#### REQUIRED WORK:
Look at each line of the records and count those with "Lord" in them. Please answer with the count alone.
Start of RECORDS SUPPLIED
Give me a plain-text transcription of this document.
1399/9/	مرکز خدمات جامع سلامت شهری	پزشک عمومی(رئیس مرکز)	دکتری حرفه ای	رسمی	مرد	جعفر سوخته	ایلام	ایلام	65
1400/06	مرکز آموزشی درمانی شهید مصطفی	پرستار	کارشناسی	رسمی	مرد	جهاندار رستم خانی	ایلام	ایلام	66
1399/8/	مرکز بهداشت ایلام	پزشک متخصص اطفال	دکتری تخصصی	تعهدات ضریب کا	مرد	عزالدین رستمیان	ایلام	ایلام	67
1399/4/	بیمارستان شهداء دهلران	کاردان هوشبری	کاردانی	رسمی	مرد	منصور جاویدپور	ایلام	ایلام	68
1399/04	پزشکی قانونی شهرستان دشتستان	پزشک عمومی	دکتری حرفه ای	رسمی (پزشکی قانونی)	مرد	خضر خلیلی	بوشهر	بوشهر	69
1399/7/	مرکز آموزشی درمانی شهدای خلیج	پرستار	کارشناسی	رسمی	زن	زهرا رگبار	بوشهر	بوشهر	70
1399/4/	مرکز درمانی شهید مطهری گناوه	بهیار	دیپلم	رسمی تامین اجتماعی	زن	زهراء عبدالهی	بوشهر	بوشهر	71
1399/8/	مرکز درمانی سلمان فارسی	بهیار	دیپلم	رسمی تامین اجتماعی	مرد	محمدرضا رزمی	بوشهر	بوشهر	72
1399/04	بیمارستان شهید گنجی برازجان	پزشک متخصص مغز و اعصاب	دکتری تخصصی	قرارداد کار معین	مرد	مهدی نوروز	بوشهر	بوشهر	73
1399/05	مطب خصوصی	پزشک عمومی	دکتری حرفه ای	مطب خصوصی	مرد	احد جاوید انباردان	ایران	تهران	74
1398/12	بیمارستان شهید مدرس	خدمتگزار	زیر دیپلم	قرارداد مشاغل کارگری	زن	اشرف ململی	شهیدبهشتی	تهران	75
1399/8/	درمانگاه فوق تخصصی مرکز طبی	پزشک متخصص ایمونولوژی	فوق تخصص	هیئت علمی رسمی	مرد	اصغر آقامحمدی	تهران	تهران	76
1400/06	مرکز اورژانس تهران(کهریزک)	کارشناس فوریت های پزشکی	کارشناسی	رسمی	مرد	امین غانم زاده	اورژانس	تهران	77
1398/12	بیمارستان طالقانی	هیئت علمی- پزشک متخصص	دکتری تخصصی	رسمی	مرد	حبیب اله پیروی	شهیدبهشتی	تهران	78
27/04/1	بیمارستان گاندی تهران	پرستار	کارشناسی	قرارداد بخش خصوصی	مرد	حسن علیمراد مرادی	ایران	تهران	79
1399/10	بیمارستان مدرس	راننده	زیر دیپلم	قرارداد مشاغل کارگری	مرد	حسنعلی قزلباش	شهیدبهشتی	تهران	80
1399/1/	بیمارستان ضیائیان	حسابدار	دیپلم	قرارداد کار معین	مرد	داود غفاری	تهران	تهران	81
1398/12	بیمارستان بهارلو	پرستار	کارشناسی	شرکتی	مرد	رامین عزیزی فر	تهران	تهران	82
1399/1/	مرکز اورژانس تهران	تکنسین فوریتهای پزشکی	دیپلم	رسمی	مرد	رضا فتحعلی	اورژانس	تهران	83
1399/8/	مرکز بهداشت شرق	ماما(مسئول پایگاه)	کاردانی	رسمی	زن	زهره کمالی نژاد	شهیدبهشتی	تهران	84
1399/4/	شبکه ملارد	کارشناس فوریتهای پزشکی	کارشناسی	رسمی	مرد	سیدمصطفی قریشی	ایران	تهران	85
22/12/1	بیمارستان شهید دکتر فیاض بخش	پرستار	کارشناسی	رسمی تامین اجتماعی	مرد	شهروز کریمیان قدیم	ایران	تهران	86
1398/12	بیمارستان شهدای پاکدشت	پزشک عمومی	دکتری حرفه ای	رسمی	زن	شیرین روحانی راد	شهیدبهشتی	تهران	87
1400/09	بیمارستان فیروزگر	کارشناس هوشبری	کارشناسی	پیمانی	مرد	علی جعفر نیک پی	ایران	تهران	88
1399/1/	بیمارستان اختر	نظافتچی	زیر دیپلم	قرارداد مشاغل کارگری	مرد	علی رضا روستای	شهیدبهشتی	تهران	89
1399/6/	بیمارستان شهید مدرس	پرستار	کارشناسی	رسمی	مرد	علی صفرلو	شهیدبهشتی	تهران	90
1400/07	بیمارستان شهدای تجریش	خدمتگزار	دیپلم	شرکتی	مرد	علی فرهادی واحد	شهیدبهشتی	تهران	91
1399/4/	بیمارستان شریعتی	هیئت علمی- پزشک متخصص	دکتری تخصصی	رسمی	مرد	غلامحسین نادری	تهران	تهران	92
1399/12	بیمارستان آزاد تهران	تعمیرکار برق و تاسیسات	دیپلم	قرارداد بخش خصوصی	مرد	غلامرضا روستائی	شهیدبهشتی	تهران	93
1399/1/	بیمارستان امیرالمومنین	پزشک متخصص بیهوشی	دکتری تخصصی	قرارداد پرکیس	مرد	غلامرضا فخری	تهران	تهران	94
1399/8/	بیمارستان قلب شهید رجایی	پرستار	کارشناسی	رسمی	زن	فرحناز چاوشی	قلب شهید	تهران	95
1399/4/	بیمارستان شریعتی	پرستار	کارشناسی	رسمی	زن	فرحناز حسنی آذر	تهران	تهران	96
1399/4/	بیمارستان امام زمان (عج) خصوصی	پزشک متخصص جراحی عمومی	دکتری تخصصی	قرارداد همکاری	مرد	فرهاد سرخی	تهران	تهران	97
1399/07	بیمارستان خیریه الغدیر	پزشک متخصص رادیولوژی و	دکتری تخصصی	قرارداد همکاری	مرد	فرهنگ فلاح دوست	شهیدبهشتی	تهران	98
End of RECORDS SUPPLIED
Start of RECORDS SUPPLIED
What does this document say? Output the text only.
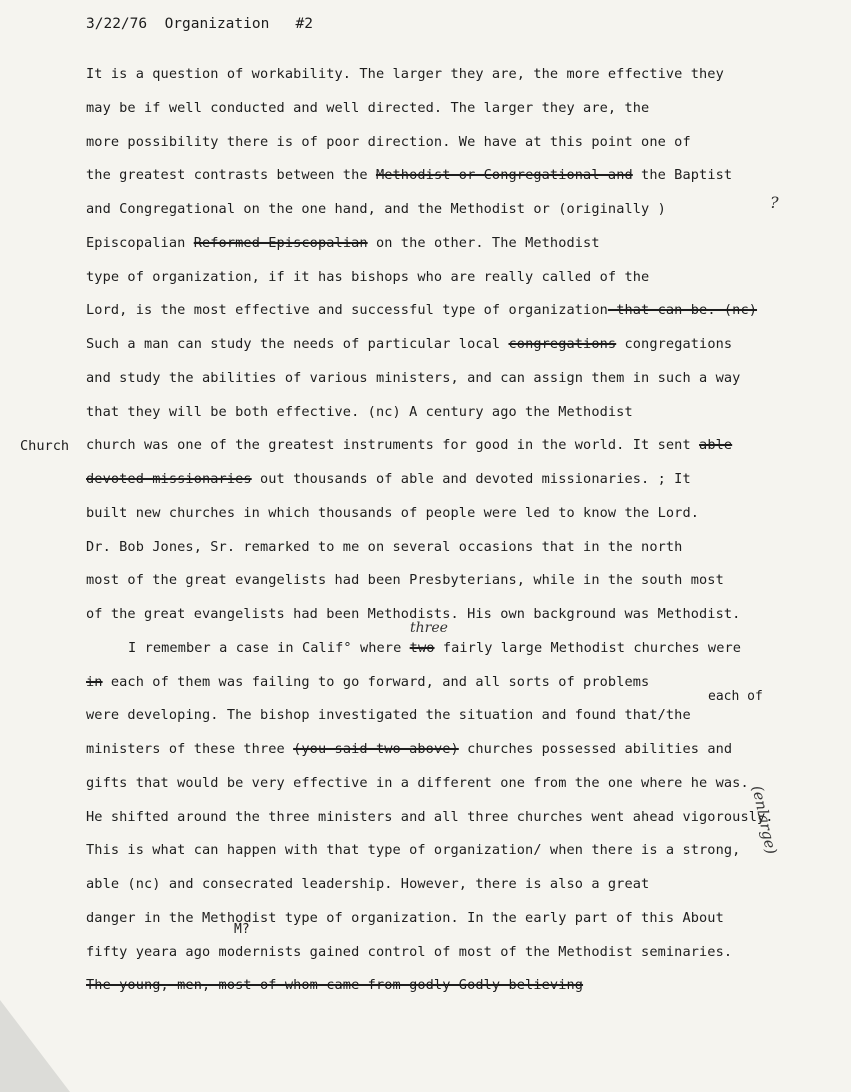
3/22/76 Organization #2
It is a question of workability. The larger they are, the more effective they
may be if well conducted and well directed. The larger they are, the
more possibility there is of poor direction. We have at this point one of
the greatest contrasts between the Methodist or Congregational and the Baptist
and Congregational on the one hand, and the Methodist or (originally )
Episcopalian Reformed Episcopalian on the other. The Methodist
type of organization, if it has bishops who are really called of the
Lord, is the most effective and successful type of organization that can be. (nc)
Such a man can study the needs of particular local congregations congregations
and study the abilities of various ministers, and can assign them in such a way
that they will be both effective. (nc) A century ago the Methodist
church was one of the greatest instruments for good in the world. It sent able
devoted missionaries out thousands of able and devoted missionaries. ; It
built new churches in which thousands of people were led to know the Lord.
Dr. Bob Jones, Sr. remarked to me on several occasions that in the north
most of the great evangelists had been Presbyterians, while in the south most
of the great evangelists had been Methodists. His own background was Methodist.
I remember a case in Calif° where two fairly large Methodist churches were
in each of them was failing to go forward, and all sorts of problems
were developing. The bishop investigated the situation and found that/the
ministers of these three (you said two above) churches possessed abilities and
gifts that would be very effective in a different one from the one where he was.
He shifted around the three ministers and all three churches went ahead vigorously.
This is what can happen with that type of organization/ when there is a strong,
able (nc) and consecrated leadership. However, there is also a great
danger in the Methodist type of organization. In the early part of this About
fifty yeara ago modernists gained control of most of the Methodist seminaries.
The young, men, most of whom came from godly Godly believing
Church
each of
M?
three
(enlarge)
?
End of RECORDS SUPPLIED
Start of RECORDS SUPPLIED
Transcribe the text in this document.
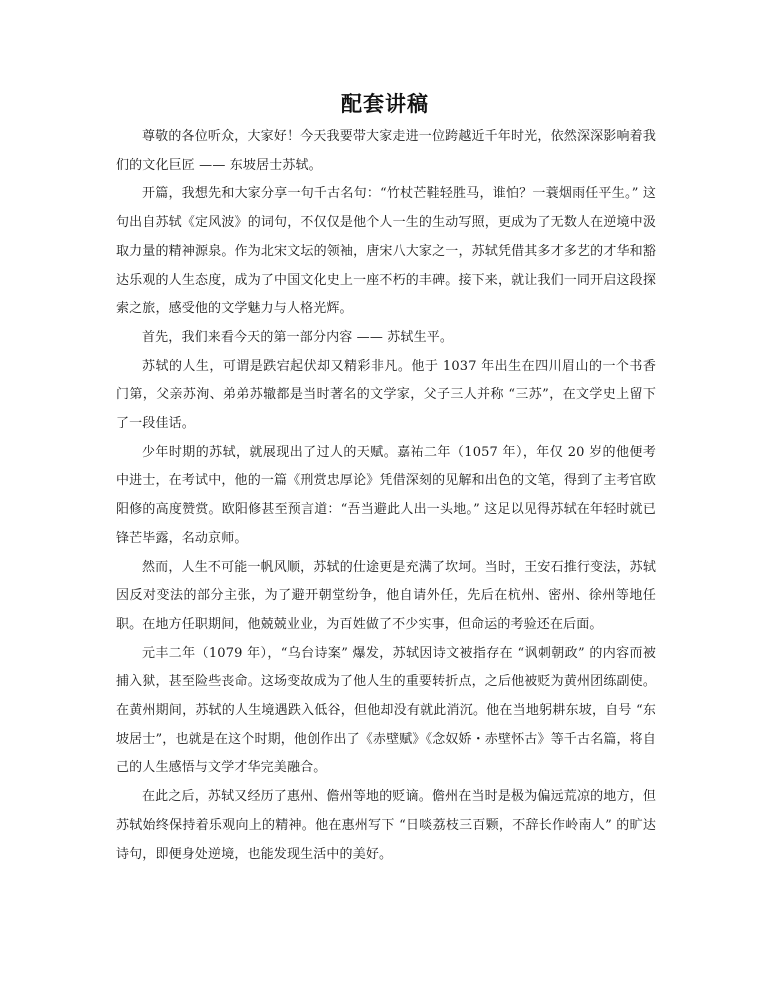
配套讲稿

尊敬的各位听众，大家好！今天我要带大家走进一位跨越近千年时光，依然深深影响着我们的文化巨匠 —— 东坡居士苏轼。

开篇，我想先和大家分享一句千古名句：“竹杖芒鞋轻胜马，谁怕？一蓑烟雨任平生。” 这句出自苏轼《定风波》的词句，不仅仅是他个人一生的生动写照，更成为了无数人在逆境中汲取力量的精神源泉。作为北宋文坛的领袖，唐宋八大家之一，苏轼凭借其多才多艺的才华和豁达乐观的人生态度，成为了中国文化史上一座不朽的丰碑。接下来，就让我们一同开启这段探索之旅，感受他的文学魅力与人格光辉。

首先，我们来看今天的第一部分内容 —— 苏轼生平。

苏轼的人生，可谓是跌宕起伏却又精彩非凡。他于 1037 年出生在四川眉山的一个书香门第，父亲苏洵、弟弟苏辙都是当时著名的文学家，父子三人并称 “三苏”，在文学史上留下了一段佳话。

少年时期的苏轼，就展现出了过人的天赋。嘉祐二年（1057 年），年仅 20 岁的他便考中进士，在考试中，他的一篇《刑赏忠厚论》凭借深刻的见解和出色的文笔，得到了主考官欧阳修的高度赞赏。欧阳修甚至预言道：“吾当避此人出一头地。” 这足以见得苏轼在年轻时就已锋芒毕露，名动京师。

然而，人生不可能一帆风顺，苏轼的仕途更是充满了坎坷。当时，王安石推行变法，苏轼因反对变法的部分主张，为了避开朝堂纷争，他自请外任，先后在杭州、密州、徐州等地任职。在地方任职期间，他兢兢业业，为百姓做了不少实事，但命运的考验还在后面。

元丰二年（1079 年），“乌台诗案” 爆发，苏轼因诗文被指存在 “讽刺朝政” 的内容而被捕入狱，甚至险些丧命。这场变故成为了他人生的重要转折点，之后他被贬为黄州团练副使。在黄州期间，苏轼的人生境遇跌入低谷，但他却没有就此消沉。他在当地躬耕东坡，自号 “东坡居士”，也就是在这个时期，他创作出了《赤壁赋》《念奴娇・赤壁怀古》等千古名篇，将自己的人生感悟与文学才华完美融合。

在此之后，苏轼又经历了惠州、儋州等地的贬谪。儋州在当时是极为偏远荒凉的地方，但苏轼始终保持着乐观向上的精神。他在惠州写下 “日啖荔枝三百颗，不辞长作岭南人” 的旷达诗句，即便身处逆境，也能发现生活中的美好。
End of RECORDS SUPPLIED
#### THE RESPONSE:
2